_What is being asked_
Every entry should be repeated exactly. Omit the pictures.

Figure data in JSON:
★ ★ ★

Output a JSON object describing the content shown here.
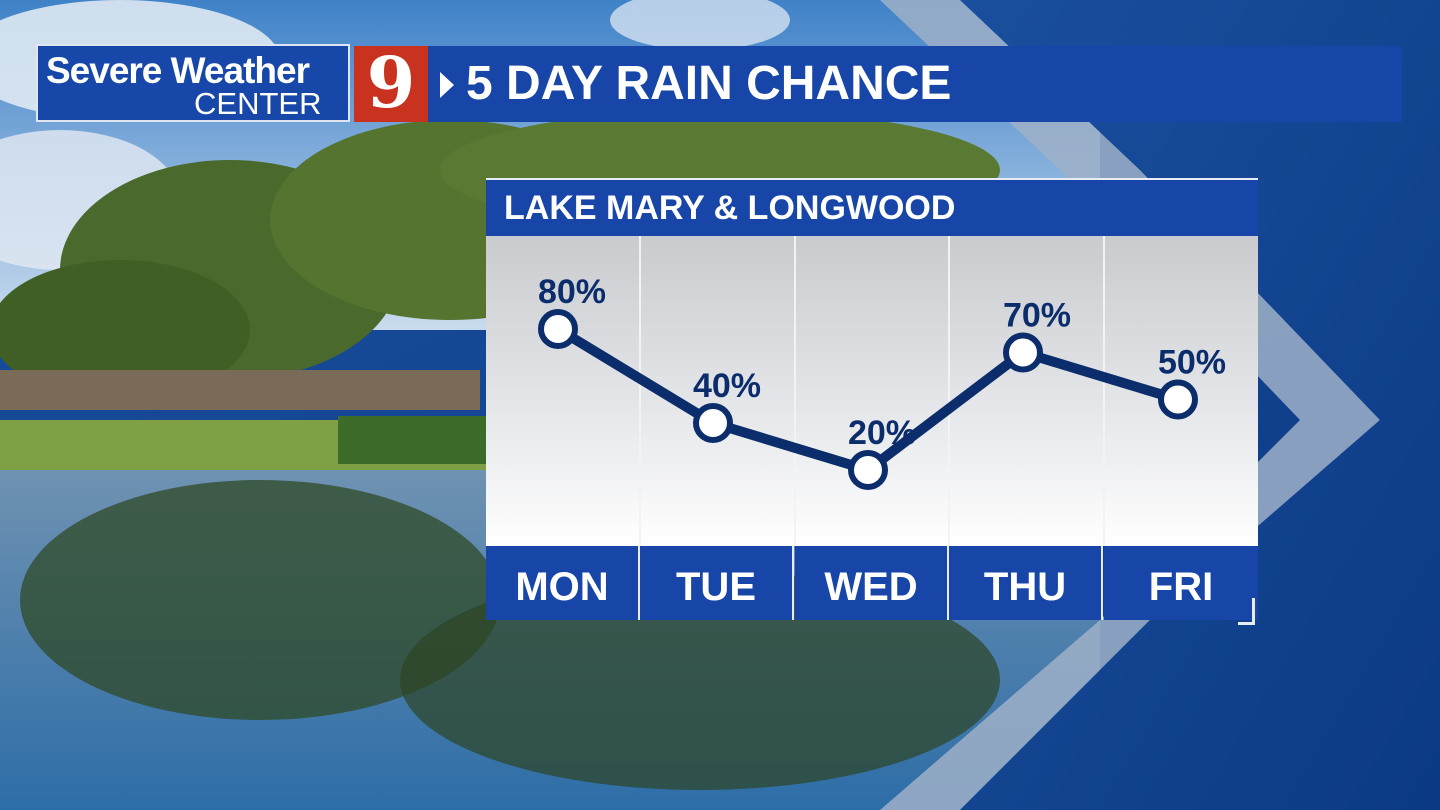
{
  "banner": {
    "logo_line1": "Severe Weather",
    "logo_line2": "CENTER",
    "channel_number": "9",
    "title": "5 DAY RAIN CHANCE"
  },
  "colors": {
    "banner_blue": "#1746a8",
    "logo_red": "#c8321e",
    "line_navy": "#0b2d6b",
    "background_blue": "#0d3f8c"
  },
  "chart_data": {
    "type": "line",
    "title": "LAKE MARY & LONGWOOD",
    "categories": [
      "MON",
      "TUE",
      "WED",
      "THU",
      "FRI"
    ],
    "values": [
      80,
      40,
      20,
      70,
      50
    ],
    "labels": [
      "80%",
      "40%",
      "20%",
      "70%",
      "50%"
    ],
    "grid": "vertical",
    "marker": "hollow-circle"
  }
}
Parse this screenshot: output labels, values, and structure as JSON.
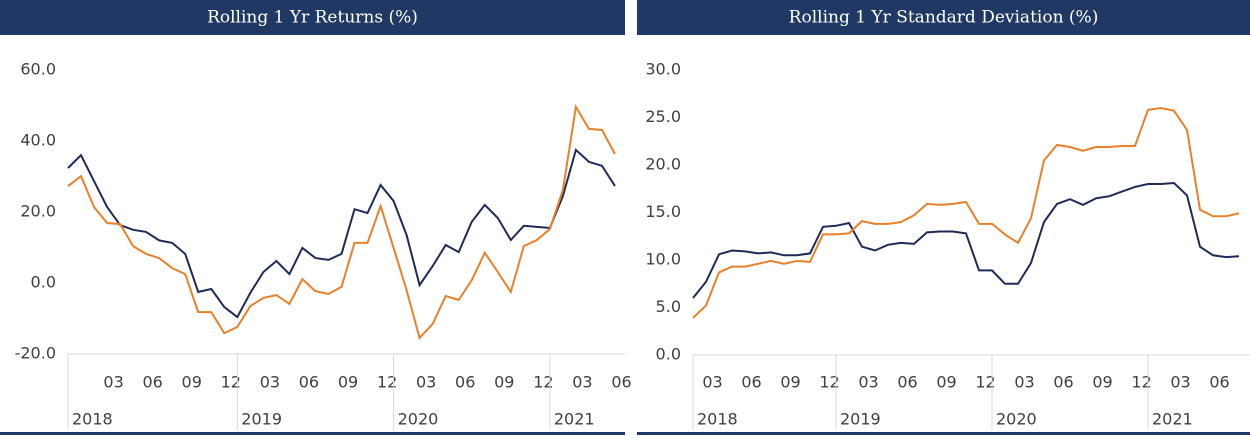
{
  "chart_data": [
    {
      "type": "line",
      "title": "Rolling 1 Yr Returns (%)",
      "categories": [
        null,
        null,
        null,
        "03",
        null,
        null,
        "06",
        null,
        null,
        "09",
        null,
        null,
        "12",
        null,
        null,
        "03",
        null,
        null,
        "06",
        null,
        null,
        "09",
        null,
        null,
        "12",
        null,
        null,
        "03",
        null,
        null,
        "06",
        null,
        null,
        "09",
        null,
        null,
        "12",
        null,
        null,
        "03",
        null,
        null,
        "06"
      ],
      "years": [
        "2018",
        "2019",
        "2020",
        "2021"
      ],
      "ylim": [
        -20,
        60
      ],
      "yticks": [
        {
          "value": -20,
          "label": "-20.0"
        },
        {
          "value": 0,
          "label": "0.0"
        },
        {
          "value": 20,
          "label": "20.0"
        },
        {
          "value": 40,
          "label": "40.0"
        },
        {
          "value": 60,
          "label": "60.0"
        }
      ],
      "series": [
        {
          "color": "#1f2a5a",
          "values": [
            32.4,
            36,
            28.7,
            21.4,
            16.3,
            15,
            14.4,
            12,
            11.3,
            8.2,
            -2.5,
            -1.7,
            -6.8,
            -9.6,
            -2.8,
            3.1,
            6.2,
            2.5,
            9.9,
            7,
            6.5,
            8.2,
            20.8,
            19.7,
            27.6,
            23.1,
            13.5,
            -0.6,
            4.8,
            10.7,
            8.7,
            17.2,
            22,
            18.3,
            12.1,
            16.1,
            15.8,
            15.5,
            24.5,
            37.5,
            34.1,
            33,
            27.3
          ]
        },
        {
          "color": "#e8812a",
          "values": [
            27.3,
            30.1,
            21.4,
            16.9,
            16.6,
            10.4,
            8.2,
            7,
            4.2,
            2.5,
            -8.2,
            -8.2,
            -14.1,
            -12.4,
            -6.5,
            -4.2,
            -3.4,
            -5.9,
            1.1,
            -2.3,
            -3.1,
            -1.1,
            11.3,
            11.3,
            21.7,
            9.9,
            -2,
            -15.5,
            -11.5,
            -3.7,
            -4.8,
            0.8,
            8.5,
            3.1,
            -2.5,
            10.4,
            12.1,
            15.2,
            26.2,
            49.6,
            43.4,
            43.1,
            36.3
          ]
        }
      ]
    },
    {
      "type": "line",
      "title": "Rolling 1 Yr Standard Deviation (%)",
      "categories": [
        null,
        "03",
        null,
        null,
        "06",
        null,
        null,
        "09",
        null,
        null,
        "12",
        null,
        null,
        "03",
        null,
        null,
        "06",
        null,
        null,
        "09",
        null,
        null,
        "12",
        null,
        null,
        "03",
        null,
        null,
        "06",
        null,
        null,
        "09",
        null,
        null,
        "12",
        null,
        null,
        "03",
        null,
        null,
        "06",
        null,
        null
      ],
      "years": [
        "2018",
        "2019",
        "2020",
        "2021"
      ],
      "ylim": [
        0,
        30
      ],
      "yticks": [
        {
          "value": 0,
          "label": "0.0"
        },
        {
          "value": 5,
          "label": "5.0"
        },
        {
          "value": 10,
          "label": "10.0"
        },
        {
          "value": 15,
          "label": "15.0"
        },
        {
          "value": 20,
          "label": "20.0"
        },
        {
          "value": 25,
          "label": "25.0"
        },
        {
          "value": 30,
          "label": "30.0"
        }
      ],
      "series": [
        {
          "color": "#1f2a5a",
          "values": [
            6,
            7.7,
            10.6,
            11,
            10.9,
            10.7,
            10.8,
            10.5,
            10.5,
            10.7,
            13.5,
            13.6,
            13.9,
            11.4,
            11,
            11.6,
            11.8,
            11.7,
            12.9,
            13,
            13,
            12.8,
            8.9,
            8.9,
            7.5,
            7.5,
            9.7,
            14,
            15.9,
            16.4,
            15.8,
            16.5,
            16.7,
            17.2,
            17.7,
            18,
            18,
            18.1,
            16.8,
            11.4,
            10.5,
            10.3,
            10.4
          ]
        },
        {
          "color": "#e8812a",
          "values": [
            3.9,
            5.2,
            8.7,
            9.3,
            9.3,
            9.6,
            9.9,
            9.6,
            9.9,
            9.8,
            12.7,
            12.7,
            12.8,
            14.1,
            13.8,
            13.8,
            14,
            14.7,
            15.9,
            15.8,
            15.9,
            16.1,
            13.8,
            13.8,
            12.7,
            11.8,
            14.4,
            20.5,
            22.1,
            21.9,
            21.5,
            21.9,
            21.9,
            22,
            22,
            25.8,
            26,
            25.7,
            23.7,
            15.3,
            14.6,
            14.6,
            14.9
          ]
        }
      ]
    }
  ]
}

★ ★ ★

_Answer for this exercise_
Output a JSON object describing the content shown here.
{
  "banner": {
    "logo_line1": "Severe Weather",
    "logo_line2": "CENTER",
    "channel_number": "9",
    "title": "5 DAY RAIN CHANCE"
  },
  "colors": {
    "banner_blue": "#1746a8",
    "logo_red": "#c8321e",
    "line_navy": "#0b2d6b",
    "background_blue": "#0d3f8c"
  },
  "chart_data": {
    "type": "line",
    "title": "LAKE MARY & LONGWOOD",
    "categories": [
      "MON",
      "TUE",
      "WED",
      "THU",
      "FRI"
    ],
    "values": [
      80,
      40,
      20,
      70,
      50
    ],
    "labels": [
      "80%",
      "40%",
      "20%",
      "70%",
      "50%"
    ],
    "grid": "vertical",
    "marker": "hollow-circle"
  }
}
Parse this screenshot: output labels, values, and structure as JSON.
{
  "chart_data": [
    {
      "type": "line",
      "title": "Rolling 1 Yr Returns (%)",
      "categories": [
        null,
        null,
        null,
        "03",
        null,
        null,
        "06",
        null,
        null,
        "09",
        null,
        null,
        "12",
        null,
        null,
        "03",
        null,
        null,
        "06",
        null,
        null,
        "09",
        null,
        null,
        "12",
        null,
        null,
        "03",
        null,
        null,
        "06",
        null,
        null,
        "09",
        null,
        null,
        "12",
        null,
        null,
        "03",
        null,
        null,
        "06"
      ],
      "years": [
        "2018",
        "2019",
        "2020",
        "2021"
      ],
      "ylim": [
        -20,
        60
      ],
      "yticks": [
        {
          "value": -20,
          "label": "-20.0"
        },
        {
          "value": 0,
          "label": "0.0"
        },
        {
          "value": 20,
          "label": "20.0"
        },
        {
          "value": 40,
          "label": "40.0"
        },
        {
          "value": 60,
          "label": "60.0"
        }
      ],
      "series": [
        {
          "color": "#1f2a5a",
          "values": [
            32.4,
            36,
            28.7,
            21.4,
            16.3,
            15,
            14.4,
            12,
            11.3,
            8.2,
            -2.5,
            -1.7,
            -6.8,
            -9.6,
            -2.8,
            3.1,
            6.2,
            2.5,
            9.9,
            7,
            6.5,
            8.2,
            20.8,
            19.7,
            27.6,
            23.1,
            13.5,
            -0.6,
            4.8,
            10.7,
            8.7,
            17.2,
            22,
            18.3,
            12.1,
            16.1,
            15.8,
            15.5,
            24.5,
            37.5,
            34.1,
            33,
            27.3
          ]
        },
        {
          "color": "#e8812a",
          "values": [
            27.3,
            30.1,
            21.4,
            16.9,
            16.6,
            10.4,
            8.2,
            7,
            4.2,
            2.5,
            -8.2,
            -8.2,
            -14.1,
            -12.4,
            -6.5,
            -4.2,
            -3.4,
            -5.9,
            1.1,
            -2.3,
            -3.1,
            -1.1,
            11.3,
            11.3,
            21.7,
            9.9,
            -2,
            -15.5,
            -11.5,
            -3.7,
            -4.8,
            0.8,
            8.5,
            3.1,
            -2.5,
            10.4,
            12.1,
            15.2,
            26.2,
            49.6,
            43.4,
            43.1,
            36.3
          ]
        }
      ]
    },
    {
      "type": "line",
      "title": "Rolling 1 Yr Standard Deviation (%)",
      "categories": [
        null,
        "03",
        null,
        null,
        "06",
        null,
        null,
        "09",
        null,
        null,
        "12",
        null,
        null,
        "03",
        null,
        null,
        "06",
        null,
        null,
        "09",
        null,
        null,
        "12",
        null,
        null,
        "03",
        null,
        null,
        "06",
        null,
        null,
        "09",
        null,
        null,
        "12",
        null,
        null,
        "03",
        null,
        null,
        "06",
        null,
        null
      ],
      "years": [
        "2018",
        "2019",
        "2020",
        "2021"
      ],
      "ylim": [
        0,
        30
      ],
      "yticks": [
        {
          "value": 0,
          "label": "0.0"
        },
        {
          "value": 5,
          "label": "5.0"
        },
        {
          "value": 10,
          "label": "10.0"
        },
        {
          "value": 15,
          "label": "15.0"
        },
        {
          "value": 20,
          "label": "20.0"
        },
        {
          "value": 25,
          "label": "25.0"
        },
        {
          "value": 30,
          "label": "30.0"
        }
      ],
      "series": [
        {
          "color": "#1f2a5a",
          "values": [
            6,
            7.7,
            10.6,
            11,
            10.9,
            10.7,
            10.8,
            10.5,
            10.5,
            10.7,
            13.5,
            13.6,
            13.9,
            11.4,
            11,
            11.6,
            11.8,
            11.7,
            12.9,
            13,
            13,
            12.8,
            8.9,
            8.9,
            7.5,
            7.5,
            9.7,
            14,
            15.9,
            16.4,
            15.8,
            16.5,
            16.7,
            17.2,
            17.7,
            18,
            18,
            18.1,
            16.8,
            11.4,
            10.5,
            10.3,
            10.4
          ]
        },
        {
          "color": "#e8812a",
          "values": [
            3.9,
            5.2,
            8.7,
            9.3,
            9.3,
            9.6,
            9.9,
            9.6,
            9.9,
            9.8,
            12.7,
            12.7,
            12.8,
            14.1,
            13.8,
            13.8,
            14,
            14.7,
            15.9,
            15.8,
            15.9,
            16.1,
            13.8,
            13.8,
            12.7,
            11.8,
            14.4,
            20.5,
            22.1,
            21.9,
            21.5,
            21.9,
            21.9,
            22,
            22,
            25.8,
            26,
            25.7,
            23.7,
            15.3,
            14.6,
            14.6,
            14.9
          ]
        }
      ]
    }
  ]
}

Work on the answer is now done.